━━━━━ Exercise input

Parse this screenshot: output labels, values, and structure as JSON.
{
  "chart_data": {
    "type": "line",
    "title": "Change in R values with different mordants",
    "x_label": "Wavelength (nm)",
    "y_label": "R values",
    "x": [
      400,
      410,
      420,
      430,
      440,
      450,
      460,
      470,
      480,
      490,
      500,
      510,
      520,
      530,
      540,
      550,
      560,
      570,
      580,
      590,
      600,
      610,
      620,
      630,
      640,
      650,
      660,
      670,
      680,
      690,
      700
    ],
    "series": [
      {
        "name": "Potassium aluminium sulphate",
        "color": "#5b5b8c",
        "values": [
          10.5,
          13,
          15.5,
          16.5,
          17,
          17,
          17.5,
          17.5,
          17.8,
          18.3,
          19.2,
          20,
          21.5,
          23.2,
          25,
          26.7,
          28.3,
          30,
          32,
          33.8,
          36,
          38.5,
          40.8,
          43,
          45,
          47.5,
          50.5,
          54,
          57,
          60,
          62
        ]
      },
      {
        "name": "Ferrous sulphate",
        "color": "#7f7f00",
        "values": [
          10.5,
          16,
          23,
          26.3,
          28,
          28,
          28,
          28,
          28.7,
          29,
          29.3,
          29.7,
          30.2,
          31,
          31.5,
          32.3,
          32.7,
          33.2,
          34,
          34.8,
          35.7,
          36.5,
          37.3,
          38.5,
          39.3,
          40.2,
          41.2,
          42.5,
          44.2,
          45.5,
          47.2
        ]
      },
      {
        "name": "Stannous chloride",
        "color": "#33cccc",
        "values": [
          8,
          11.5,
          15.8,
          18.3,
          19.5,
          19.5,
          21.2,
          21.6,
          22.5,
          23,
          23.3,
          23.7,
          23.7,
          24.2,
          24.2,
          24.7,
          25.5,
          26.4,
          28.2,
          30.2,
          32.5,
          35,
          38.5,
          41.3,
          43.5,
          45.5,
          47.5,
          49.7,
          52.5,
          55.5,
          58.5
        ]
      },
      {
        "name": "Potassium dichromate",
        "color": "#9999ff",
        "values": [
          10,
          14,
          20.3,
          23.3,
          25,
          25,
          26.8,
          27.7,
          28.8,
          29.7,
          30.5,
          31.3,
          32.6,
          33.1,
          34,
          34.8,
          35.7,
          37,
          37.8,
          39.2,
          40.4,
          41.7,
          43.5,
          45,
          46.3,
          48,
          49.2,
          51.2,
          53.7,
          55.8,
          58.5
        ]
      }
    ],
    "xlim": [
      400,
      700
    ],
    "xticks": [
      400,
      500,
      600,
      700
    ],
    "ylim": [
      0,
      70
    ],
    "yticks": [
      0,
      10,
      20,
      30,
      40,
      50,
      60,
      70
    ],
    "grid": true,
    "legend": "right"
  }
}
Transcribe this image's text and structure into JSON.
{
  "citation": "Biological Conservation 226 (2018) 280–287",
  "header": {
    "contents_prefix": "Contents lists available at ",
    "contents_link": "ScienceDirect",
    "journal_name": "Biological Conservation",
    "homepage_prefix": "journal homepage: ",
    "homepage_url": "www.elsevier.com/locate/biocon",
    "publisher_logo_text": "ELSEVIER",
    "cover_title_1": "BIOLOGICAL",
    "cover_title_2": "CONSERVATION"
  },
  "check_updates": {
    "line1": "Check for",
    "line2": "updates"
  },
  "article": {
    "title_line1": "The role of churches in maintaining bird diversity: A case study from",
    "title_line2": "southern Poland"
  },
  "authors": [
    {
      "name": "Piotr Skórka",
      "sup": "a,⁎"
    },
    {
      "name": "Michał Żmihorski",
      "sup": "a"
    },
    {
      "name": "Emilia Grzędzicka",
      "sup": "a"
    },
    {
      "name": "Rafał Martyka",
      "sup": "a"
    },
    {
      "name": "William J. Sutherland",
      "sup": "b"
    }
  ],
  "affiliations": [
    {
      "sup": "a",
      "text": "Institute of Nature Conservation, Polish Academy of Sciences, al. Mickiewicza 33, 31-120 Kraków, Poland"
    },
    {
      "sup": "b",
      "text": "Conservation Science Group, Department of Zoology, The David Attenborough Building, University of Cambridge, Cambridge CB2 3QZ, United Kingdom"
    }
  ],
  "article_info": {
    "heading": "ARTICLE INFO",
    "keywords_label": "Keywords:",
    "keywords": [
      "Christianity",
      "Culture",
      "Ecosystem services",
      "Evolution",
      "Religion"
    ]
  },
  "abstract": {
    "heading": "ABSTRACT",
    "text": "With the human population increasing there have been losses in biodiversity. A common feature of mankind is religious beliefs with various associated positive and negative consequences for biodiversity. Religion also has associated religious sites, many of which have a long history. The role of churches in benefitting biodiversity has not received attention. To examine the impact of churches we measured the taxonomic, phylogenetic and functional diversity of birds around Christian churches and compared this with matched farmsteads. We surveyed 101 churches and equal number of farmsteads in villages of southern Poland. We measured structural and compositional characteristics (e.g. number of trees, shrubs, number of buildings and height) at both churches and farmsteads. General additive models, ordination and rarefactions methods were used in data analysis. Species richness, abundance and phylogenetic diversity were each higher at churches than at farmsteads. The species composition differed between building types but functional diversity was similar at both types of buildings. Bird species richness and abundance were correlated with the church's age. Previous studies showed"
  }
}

━━━━━━━━━━

Goal:
Scan the listing above for the word "with" and show each line where it is found.

Task response:
    "title": "Change in R values with different mordants",
    "text": "With the human population increasing there have been losses in biodiversity. A common feature of mankind is religious beliefs with various associated positive and negative consequences for biodiversity. Religion also has associated religious sites, many of which have a long history. The role of churches in benefitting biodiversity has not received attention. To examine the impact of churches we measured the taxonomic, phylogenetic and functional diversity of birds around Christian churches and compared this with matched farmsteads. We surveyed 101 churches and equal number of farmsteads in villages of southern Poland. We measured structural and compositional characteristics (e.g. number of trees, shrubs, number of buildings and height) at both churches and farmsteads. General additive models, ordination and rarefactions methods were used in data analysis. Species richness, abundance and phylogenetic diversity were each higher at churches than at farmsteads. The species composition differed between building types but functional diversity was similar at both types of buildings. Bird species richness and abundance were correlated with the church's age. Previous studies showed"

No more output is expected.